Stated problem ::
Filter the lines below, copying only those with the string "pointed".

Data provided ::

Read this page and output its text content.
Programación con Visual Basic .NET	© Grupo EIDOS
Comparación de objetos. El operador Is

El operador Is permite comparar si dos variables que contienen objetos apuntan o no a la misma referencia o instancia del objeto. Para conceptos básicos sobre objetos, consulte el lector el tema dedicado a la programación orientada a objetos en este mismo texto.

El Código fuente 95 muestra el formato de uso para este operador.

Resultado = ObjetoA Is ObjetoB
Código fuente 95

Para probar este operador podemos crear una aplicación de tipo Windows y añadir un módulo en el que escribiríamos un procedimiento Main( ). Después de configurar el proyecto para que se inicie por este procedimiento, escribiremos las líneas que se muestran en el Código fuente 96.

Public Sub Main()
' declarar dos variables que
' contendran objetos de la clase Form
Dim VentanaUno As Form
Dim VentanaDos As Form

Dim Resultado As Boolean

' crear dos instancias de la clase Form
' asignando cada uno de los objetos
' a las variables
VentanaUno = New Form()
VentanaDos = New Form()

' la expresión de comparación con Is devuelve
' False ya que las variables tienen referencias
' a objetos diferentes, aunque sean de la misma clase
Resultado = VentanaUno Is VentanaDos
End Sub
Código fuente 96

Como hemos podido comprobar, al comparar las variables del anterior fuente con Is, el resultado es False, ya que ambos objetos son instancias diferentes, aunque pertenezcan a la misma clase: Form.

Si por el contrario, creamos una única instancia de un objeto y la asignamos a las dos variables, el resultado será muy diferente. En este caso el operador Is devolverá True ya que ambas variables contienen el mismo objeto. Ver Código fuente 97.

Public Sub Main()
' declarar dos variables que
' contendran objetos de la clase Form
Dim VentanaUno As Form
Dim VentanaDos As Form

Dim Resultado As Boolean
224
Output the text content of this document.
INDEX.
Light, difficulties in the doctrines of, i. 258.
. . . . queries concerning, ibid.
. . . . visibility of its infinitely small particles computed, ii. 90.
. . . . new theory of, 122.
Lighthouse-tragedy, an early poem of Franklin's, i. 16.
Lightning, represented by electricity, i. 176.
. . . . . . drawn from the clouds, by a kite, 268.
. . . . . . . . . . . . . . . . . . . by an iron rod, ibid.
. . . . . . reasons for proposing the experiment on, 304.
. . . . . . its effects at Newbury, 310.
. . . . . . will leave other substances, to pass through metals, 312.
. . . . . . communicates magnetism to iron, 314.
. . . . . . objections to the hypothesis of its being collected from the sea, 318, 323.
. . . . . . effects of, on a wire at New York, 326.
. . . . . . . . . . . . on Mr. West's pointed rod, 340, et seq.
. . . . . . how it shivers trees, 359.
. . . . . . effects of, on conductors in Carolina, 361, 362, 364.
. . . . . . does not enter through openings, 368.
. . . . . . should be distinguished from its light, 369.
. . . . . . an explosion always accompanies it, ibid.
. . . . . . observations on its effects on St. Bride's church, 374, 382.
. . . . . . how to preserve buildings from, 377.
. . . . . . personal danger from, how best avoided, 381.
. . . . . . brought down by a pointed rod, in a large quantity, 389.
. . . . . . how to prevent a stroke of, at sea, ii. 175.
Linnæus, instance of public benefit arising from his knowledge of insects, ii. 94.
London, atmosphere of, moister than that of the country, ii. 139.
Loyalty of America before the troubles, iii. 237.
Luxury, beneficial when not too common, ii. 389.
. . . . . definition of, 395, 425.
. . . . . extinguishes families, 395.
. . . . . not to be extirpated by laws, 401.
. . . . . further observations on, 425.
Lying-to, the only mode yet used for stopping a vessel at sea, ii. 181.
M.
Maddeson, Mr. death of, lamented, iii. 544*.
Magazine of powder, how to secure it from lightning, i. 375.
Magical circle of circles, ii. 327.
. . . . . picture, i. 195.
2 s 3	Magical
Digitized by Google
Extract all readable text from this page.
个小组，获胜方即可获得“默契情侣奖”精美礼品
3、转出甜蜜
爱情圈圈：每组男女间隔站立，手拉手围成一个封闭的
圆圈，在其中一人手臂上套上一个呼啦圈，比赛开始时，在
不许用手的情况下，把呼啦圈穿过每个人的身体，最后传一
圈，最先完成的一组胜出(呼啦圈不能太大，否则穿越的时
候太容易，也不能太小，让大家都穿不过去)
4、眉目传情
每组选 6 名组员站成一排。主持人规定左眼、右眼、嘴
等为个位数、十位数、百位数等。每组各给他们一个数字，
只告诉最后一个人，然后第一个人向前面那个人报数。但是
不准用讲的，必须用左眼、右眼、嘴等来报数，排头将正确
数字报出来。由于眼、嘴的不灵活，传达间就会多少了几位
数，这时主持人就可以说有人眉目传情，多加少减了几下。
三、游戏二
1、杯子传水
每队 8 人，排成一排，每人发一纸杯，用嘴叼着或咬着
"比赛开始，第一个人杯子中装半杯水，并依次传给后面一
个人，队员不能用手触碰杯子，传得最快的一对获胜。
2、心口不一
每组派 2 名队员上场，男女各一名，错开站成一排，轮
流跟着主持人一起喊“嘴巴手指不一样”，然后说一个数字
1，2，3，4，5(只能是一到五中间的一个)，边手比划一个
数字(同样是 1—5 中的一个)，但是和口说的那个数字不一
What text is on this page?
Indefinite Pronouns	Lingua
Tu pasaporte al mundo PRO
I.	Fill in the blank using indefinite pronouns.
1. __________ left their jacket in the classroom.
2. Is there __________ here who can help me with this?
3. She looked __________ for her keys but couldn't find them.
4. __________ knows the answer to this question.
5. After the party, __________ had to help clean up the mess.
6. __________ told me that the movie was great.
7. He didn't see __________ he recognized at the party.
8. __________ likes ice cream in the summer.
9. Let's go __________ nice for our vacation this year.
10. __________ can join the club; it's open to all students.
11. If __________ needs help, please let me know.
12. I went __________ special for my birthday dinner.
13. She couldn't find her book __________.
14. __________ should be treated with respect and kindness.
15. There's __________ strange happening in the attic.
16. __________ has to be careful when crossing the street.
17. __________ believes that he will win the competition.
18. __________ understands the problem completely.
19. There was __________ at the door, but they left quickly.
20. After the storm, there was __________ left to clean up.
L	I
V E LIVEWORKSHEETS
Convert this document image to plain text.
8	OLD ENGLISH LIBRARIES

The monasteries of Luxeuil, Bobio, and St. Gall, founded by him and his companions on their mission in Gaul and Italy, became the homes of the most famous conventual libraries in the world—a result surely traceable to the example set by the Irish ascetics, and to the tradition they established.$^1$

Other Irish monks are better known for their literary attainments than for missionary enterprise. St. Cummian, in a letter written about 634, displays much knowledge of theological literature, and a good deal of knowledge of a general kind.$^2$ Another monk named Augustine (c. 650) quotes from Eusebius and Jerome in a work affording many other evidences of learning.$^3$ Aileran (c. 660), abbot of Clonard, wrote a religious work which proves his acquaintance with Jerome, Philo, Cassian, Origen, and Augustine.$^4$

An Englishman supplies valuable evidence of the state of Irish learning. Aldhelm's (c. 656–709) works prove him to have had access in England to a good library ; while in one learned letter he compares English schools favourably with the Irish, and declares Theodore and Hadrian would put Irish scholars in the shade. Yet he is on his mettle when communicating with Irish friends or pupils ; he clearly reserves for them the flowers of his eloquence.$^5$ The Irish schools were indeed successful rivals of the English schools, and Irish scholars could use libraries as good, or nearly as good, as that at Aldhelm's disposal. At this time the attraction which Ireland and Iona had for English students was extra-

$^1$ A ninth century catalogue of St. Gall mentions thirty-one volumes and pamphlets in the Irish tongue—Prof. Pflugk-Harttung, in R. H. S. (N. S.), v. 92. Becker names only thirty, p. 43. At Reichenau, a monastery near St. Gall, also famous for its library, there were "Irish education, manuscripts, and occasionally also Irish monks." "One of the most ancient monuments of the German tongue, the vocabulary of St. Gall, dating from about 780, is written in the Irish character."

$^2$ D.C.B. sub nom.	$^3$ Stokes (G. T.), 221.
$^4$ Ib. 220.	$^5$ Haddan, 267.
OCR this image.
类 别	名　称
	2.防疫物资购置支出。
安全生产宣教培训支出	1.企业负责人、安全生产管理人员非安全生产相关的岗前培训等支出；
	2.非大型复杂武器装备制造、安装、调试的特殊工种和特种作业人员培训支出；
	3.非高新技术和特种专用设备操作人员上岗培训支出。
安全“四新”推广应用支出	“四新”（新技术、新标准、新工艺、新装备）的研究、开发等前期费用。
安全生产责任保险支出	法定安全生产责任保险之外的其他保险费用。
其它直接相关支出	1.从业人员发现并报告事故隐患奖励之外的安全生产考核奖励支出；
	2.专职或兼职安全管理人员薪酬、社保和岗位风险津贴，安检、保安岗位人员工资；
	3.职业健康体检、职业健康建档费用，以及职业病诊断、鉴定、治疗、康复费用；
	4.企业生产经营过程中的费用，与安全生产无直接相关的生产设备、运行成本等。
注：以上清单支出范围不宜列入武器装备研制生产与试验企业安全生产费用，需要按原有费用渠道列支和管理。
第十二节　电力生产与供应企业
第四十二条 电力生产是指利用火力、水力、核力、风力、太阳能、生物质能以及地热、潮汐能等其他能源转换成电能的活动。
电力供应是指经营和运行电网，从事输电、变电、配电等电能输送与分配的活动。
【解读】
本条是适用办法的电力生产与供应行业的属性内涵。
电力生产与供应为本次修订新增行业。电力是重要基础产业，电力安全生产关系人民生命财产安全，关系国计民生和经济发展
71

Result below ::
. . . . . . . . . . . . on Mr. West's pointed rod, 340, et seq.
. . . . . . brought down by a pointed rod, in a large quantity, 389.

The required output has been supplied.